Task directions - Repeat these lines with every "chevron-down-icon" switched to "caret-down-icon" and nothing else altered. Omit the pictures from your answer.

** Start **

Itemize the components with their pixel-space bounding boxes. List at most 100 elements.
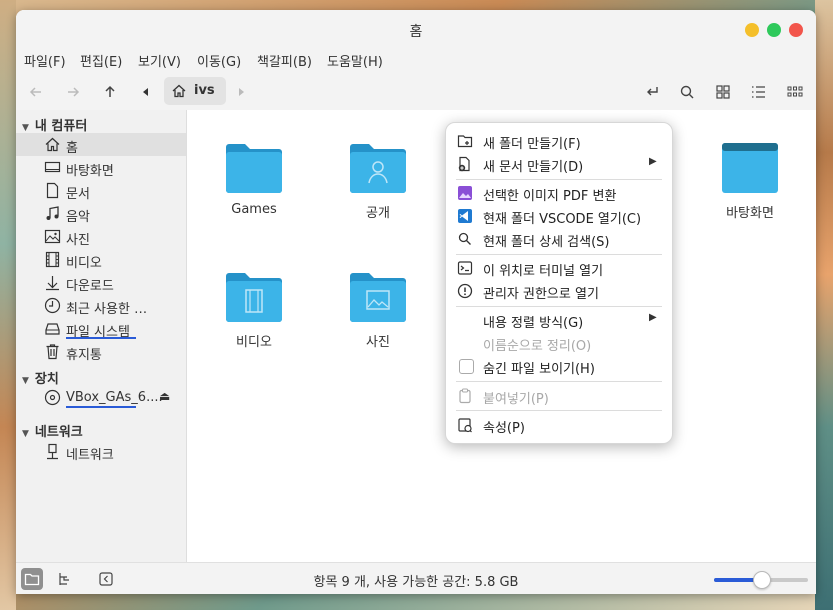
- title-bar[interactable]: 홈: [16, 10, 816, 48]
- file-item-public[interactable]: 공개: [328, 143, 428, 253]
- terminal-icon: [457, 261, 473, 275]
- network-icon: [47, 443, 58, 460]
- maximize-button[interactable]: [767, 23, 781, 37]
- sidebar-item-home[interactable]: 홈: [16, 133, 186, 156]
- sidebar-item-vbox-disc[interactable]: VBox_GAs_6.... ⏏: [16, 386, 186, 409]
- menu-item-sort-by[interactable]: 내용 정렬 방식(G) ▶: [446, 308, 672, 331]
- path-right-arrow-icon[interactable]: [231, 82, 251, 102]
- context-menu: 새 폴더 만들기(F) 새 문서 만들기(D) ▶ 선택한 이미지 PDF 변환…: [445, 122, 673, 444]
- submenu-arrow-icon: ▶: [649, 156, 657, 167]
- home-icon: [45, 137, 60, 152]
- sidebar-item-pictures[interactable]: 사진: [16, 225, 186, 248]
- download-icon: [46, 276, 59, 291]
- sidebar-section-my-computer[interactable]: ▼ 내 컴퓨터: [22, 115, 87, 135]
- menu-item-show-hidden[interactable]: 숨긴 파일 보이기(H): [446, 354, 672, 377]
- chevron-down-icon: ▼: [22, 123, 29, 133]
- file-manager-window: 홈 파일(F) 편집(E) 보기(V) 이동(G) 책갈피(B) 도움말(H) …: [16, 10, 816, 594]
- zoom-slider-handle[interactable]: [753, 571, 771, 589]
- folder-icon: [226, 144, 282, 193]
- submenu-arrow-icon: ▶: [649, 312, 657, 323]
- sidebar-item-desktop[interactable]: 바탕화면: [16, 156, 186, 179]
- sidebar-item-documents[interactable]: 문서: [16, 179, 186, 202]
- menu-view[interactable]: 보기(V): [138, 51, 181, 70]
- folder-public-icon: [350, 144, 406, 193]
- home-icon: [172, 84, 186, 98]
- trash-icon: [46, 344, 59, 360]
- desktop-background-left: [0, 0, 16, 610]
- location-toggle-icon[interactable]: [642, 82, 662, 102]
- menu-separator: [456, 306, 662, 307]
- chevron-down-icon: ▼: [22, 376, 29, 386]
- menu-item-arrange-by-name[interactable]: 이름순으로 정리(O): [446, 331, 672, 354]
- menu-item-open-as-admin[interactable]: 관리자 권한으로 열기: [446, 279, 672, 302]
- close-button[interactable]: [789, 23, 803, 37]
- picture-icon: [44, 229, 61, 244]
- menu-bookmarks[interactable]: 책갈피(B): [257, 51, 312, 70]
- chevron-down-icon: ▼: [22, 429, 29, 439]
- forward-arrow-icon[interactable]: [63, 82, 83, 102]
- sidebar: ▼ 내 컴퓨터 홈 바탕화면 문서 음악 사진 비디오 다운로드 최근 사용한 …: [16, 110, 187, 562]
- menu-go[interactable]: 이동(G): [197, 51, 241, 70]
- zoom-slider[interactable]: [714, 571, 808, 589]
- search-icon: [458, 232, 471, 245]
- vscode-icon: [458, 209, 472, 223]
- properties-icon: [458, 418, 472, 433]
- music-icon: [46, 206, 59, 220]
- menu-separator: [456, 254, 662, 255]
- checkbox-unchecked[interactable]: [459, 359, 474, 374]
- menu-edit[interactable]: 편집(E): [80, 51, 122, 70]
- menu-file[interactable]: 파일(F): [24, 51, 66, 70]
- sidebar-item-recent[interactable]: 최근 사용한 …: [16, 294, 186, 317]
- search-icon[interactable]: [677, 82, 697, 102]
- menu-separator: [456, 410, 662, 411]
- new-folder-icon: [457, 135, 473, 148]
- sidebar-item-downloads[interactable]: 다운로드: [16, 271, 186, 294]
- minimize-button[interactable]: [745, 23, 759, 37]
- disc-icon: [44, 389, 61, 406]
- folder-pictures-icon: [350, 273, 406, 322]
- menu-item-new-document[interactable]: 새 문서 만들기(D) ▶: [446, 152, 672, 175]
- menu-separator: [456, 179, 662, 180]
- sidebar-section-network[interactable]: ▼ 네트워크: [22, 421, 83, 441]
- sidebar-section-devices[interactable]: ▼ 장치: [22, 368, 59, 388]
- menu-item-image-to-pdf[interactable]: 선택한 이미지 PDF 변환: [446, 181, 672, 204]
- status-bar: 항목 9 개, 사용 가능한 공간: 5.8 GB: [16, 562, 816, 594]
- menu-item-new-folder[interactable]: 새 폴더 만들기(F): [446, 129, 672, 152]
- menu-separator: [456, 381, 662, 382]
- sidebar-item-network[interactable]: 네트워크: [16, 440, 186, 463]
- desktop-icon: [44, 161, 61, 173]
- menu-bar: 파일(F) 편집(E) 보기(V) 이동(G) 책갈피(B) 도움말(H): [16, 48, 816, 72]
- sidebar-item-music[interactable]: 음악: [16, 202, 186, 225]
- sidebar-item-trash[interactable]: 휴지통: [16, 340, 186, 363]
- capacity-bar: [66, 337, 136, 339]
- menu-item-detail-search[interactable]: 현재 폴더 상세 검색(S): [446, 227, 672, 250]
- status-text: 항목 9 개, 사용 가능한 공간: 5.8 GB: [313, 575, 519, 590]
- clock-icon: [44, 297, 61, 314]
- image-pdf-icon: [458, 186, 472, 200]
- path-button-home[interactable]: ivs: [164, 77, 226, 105]
- file-item-videos[interactable]: 비디오: [204, 272, 304, 382]
- sidebar-item-videos[interactable]: 비디오: [16, 248, 186, 271]
- menu-item-properties[interactable]: 속성(P): [446, 413, 672, 436]
- icon-view-icon[interactable]: [713, 82, 733, 102]
- warning-icon: [457, 283, 473, 299]
- compact-view-icon[interactable]: [785, 82, 805, 102]
- desktop-background-right: [815, 0, 833, 610]
- list-view-icon[interactable]: [748, 82, 768, 102]
- menu-item-open-terminal[interactable]: 이 위치로 터미널 열기: [446, 256, 672, 279]
- menu-item-paste[interactable]: 붙여넣기(P): [446, 384, 672, 407]
- drive-icon: [45, 323, 60, 335]
- file-item-pictures[interactable]: 사진: [328, 272, 428, 382]
- menu-item-open-vscode[interactable]: 현재 폴더 VSCODE 열기(C): [446, 204, 672, 227]
- back-arrow-icon[interactable]: [26, 82, 46, 102]
- up-arrow-icon[interactable]: [100, 82, 120, 102]
- menu-help[interactable]: 도움말(H): [327, 51, 383, 70]
- folder-videos-icon: [226, 273, 282, 322]
- document-icon: [46, 182, 59, 199]
- eject-icon[interactable]: ⏏: [159, 389, 170, 403]
- file-item-desktop[interactable]: 바탕화면: [700, 143, 800, 253]
- file-item-games[interactable]: Games: [204, 143, 304, 253]
- path-left-arrow-icon[interactable]: [136, 82, 156, 102]
- paste-icon: [459, 388, 471, 404]
- sidebar-item-filesystem[interactable]: 파일 시스템: [16, 317, 186, 340]
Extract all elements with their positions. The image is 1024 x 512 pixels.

** End **

Written response -
Itemize the components with their pixel-space bounding boxes. List at most 100 elements.
- title-bar[interactable]: 홈: [16, 10, 816, 48]
- file-item-public[interactable]: 공개: [328, 143, 428, 253]
- terminal-icon: [457, 261, 473, 275]
- network-icon: [47, 443, 58, 460]
- maximize-button[interactable]: [767, 23, 781, 37]
- sidebar-item-home[interactable]: 홈: [16, 133, 186, 156]
- sidebar-item-vbox-disc[interactable]: VBox_GAs_6.... ⏏: [16, 386, 186, 409]
- menu-item-sort-by[interactable]: 내용 정렬 방식(G) ▶: [446, 308, 672, 331]
- path-right-arrow-icon[interactable]: [231, 82, 251, 102]
- context-menu: 새 폴더 만들기(F) 새 문서 만들기(D) ▶ 선택한 이미지 PDF 변환…: [445, 122, 673, 444]
- submenu-arrow-icon: ▶: [649, 156, 657, 167]
- home-icon: [45, 137, 60, 152]
- sidebar-item-pictures[interactable]: 사진: [16, 225, 186, 248]
- download-icon: [46, 276, 59, 291]
- sidebar-section-my-computer[interactable]: ▼ 내 컴퓨터: [22, 115, 87, 135]
- menu-item-show-hidden[interactable]: 숨긴 파일 보이기(H): [446, 354, 672, 377]
- caret-down-icon: ▼: [22, 123, 29, 133]
- file-manager-window: 홈 파일(F) 편집(E) 보기(V) 이동(G) 책갈피(B) 도움말(H) …: [16, 10, 816, 594]
- zoom-slider-handle[interactable]: [753, 571, 771, 589]
- folder-icon: [226, 144, 282, 193]
- submenu-arrow-icon: ▶: [649, 312, 657, 323]
- sidebar-item-desktop[interactable]: 바탕화면: [16, 156, 186, 179]
- sidebar-item-documents[interactable]: 문서: [16, 179, 186, 202]
- menu-view[interactable]: 보기(V): [138, 51, 181, 70]
- folder-public-icon: [350, 144, 406, 193]
- home-icon: [172, 84, 186, 98]
- trash-icon: [46, 344, 59, 360]
- desktop-background-left: [0, 0, 16, 610]
- location-toggle-icon[interactable]: [642, 82, 662, 102]
- menu-separator: [456, 306, 662, 307]
- caret-down-icon: ▼: [22, 376, 29, 386]
- menu-item-arrange-by-name[interactable]: 이름순으로 정리(O): [446, 331, 672, 354]
- menu-item-open-as-admin[interactable]: 관리자 권한으로 열기: [446, 279, 672, 302]
- close-button[interactable]: [789, 23, 803, 37]
- picture-icon: [44, 229, 61, 244]
- menu-bookmarks[interactable]: 책갈피(B): [257, 51, 312, 70]
- caret-down-icon: ▼: [22, 429, 29, 439]
- forward-arrow-icon[interactable]: [63, 82, 83, 102]
- sidebar: ▼ 내 컴퓨터 홈 바탕화면 문서 음악 사진 비디오 다운로드 최근 사용한 …: [16, 110, 187, 562]
- menu-go[interactable]: 이동(G): [197, 51, 241, 70]
- zoom-slider[interactable]: [714, 571, 808, 589]
- search-icon: [458, 232, 471, 245]
- vscode-icon: [458, 209, 472, 223]
- properties-icon: [458, 418, 472, 433]
- music-icon: [46, 206, 59, 220]
- menu-separator: [456, 254, 662, 255]
- checkbox-unchecked[interactable]: [459, 359, 474, 374]
- menu-edit[interactable]: 편집(E): [80, 51, 122, 70]
- menu-file[interactable]: 파일(F): [24, 51, 66, 70]
- sidebar-item-recent[interactable]: 최근 사용한 …: [16, 294, 186, 317]
- search-icon[interactable]: [677, 82, 697, 102]
- menu-separator: [456, 410, 662, 411]
- new-folder-icon: [457, 135, 473, 148]
- sidebar-item-downloads[interactable]: 다운로드: [16, 271, 186, 294]
- minimize-button[interactable]: [745, 23, 759, 37]
- disc-icon: [44, 389, 61, 406]
- folder-pictures-icon: [350, 273, 406, 322]
- menu-item-new-document[interactable]: 새 문서 만들기(D) ▶: [446, 152, 672, 175]
- menu-separator: [456, 179, 662, 180]
- sidebar-section-network[interactable]: ▼ 네트워크: [22, 421, 83, 441]
- sidebar-section-devices[interactable]: ▼ 장치: [22, 368, 59, 388]
- menu-item-image-to-pdf[interactable]: 선택한 이미지 PDF 변환: [446, 181, 672, 204]
- status-bar: 항목 9 개, 사용 가능한 공간: 5.8 GB: [16, 562, 816, 594]
- menu-item-new-folder[interactable]: 새 폴더 만들기(F): [446, 129, 672, 152]
- menu-separator: [456, 381, 662, 382]
- sidebar-item-network[interactable]: 네트워크: [16, 440, 186, 463]
- desktop-icon: [44, 161, 61, 173]
- menu-bar: 파일(F) 편집(E) 보기(V) 이동(G) 책갈피(B) 도움말(H): [16, 48, 816, 72]
- sidebar-item-music[interactable]: 음악: [16, 202, 186, 225]
- sidebar-item-trash[interactable]: 휴지통: [16, 340, 186, 363]
- capacity-bar: [66, 337, 136, 339]
- menu-item-detail-search[interactable]: 현재 폴더 상세 검색(S): [446, 227, 672, 250]
- status-text: 항목 9 개, 사용 가능한 공간: 5.8 GB: [313, 575, 519, 590]
- clock-icon: [44, 297, 61, 314]
- image-pdf-icon: [458, 186, 472, 200]
- path-button-home[interactable]: ivs: [164, 77, 226, 105]
- file-item-videos[interactable]: 비디오: [204, 272, 304, 382]
- sidebar-item-videos[interactable]: 비디오: [16, 248, 186, 271]
- menu-item-properties[interactable]: 속성(P): [446, 413, 672, 436]
- icon-view-icon[interactable]: [713, 82, 733, 102]
- warning-icon: [457, 283, 473, 299]
- compact-view-icon[interactable]: [785, 82, 805, 102]
- desktop-background-right: [815, 0, 833, 610]
- list-view-icon[interactable]: [748, 82, 768, 102]
- menu-item-open-terminal[interactable]: 이 위치로 터미널 열기: [446, 256, 672, 279]
- menu-item-paste[interactable]: 붙여넣기(P): [446, 384, 672, 407]
- drive-icon: [45, 323, 60, 335]
- file-item-pictures[interactable]: 사진: [328, 272, 428, 382]
- menu-item-open-vscode[interactable]: 현재 폴더 VSCODE 열기(C): [446, 204, 672, 227]
- back-arrow-icon[interactable]: [26, 82, 46, 102]
- up-arrow-icon[interactable]: [100, 82, 120, 102]
- menu-help[interactable]: 도움말(H): [327, 51, 383, 70]
- folder-videos-icon: [226, 273, 282, 322]
- document-icon: [46, 182, 59, 199]
- eject-icon[interactable]: ⏏: [159, 389, 170, 403]
- file-item-desktop[interactable]: 바탕화면: [700, 143, 800, 253]
- file-item-games[interactable]: Games: [204, 143, 304, 253]
- path-left-arrow-icon[interactable]: [136, 82, 156, 102]
- paste-icon: [459, 388, 471, 404]
- sidebar-item-filesystem[interactable]: 파일 시스템: [16, 317, 186, 340]
Extract all elements with their positions. The image is 1024 x 512 pixels.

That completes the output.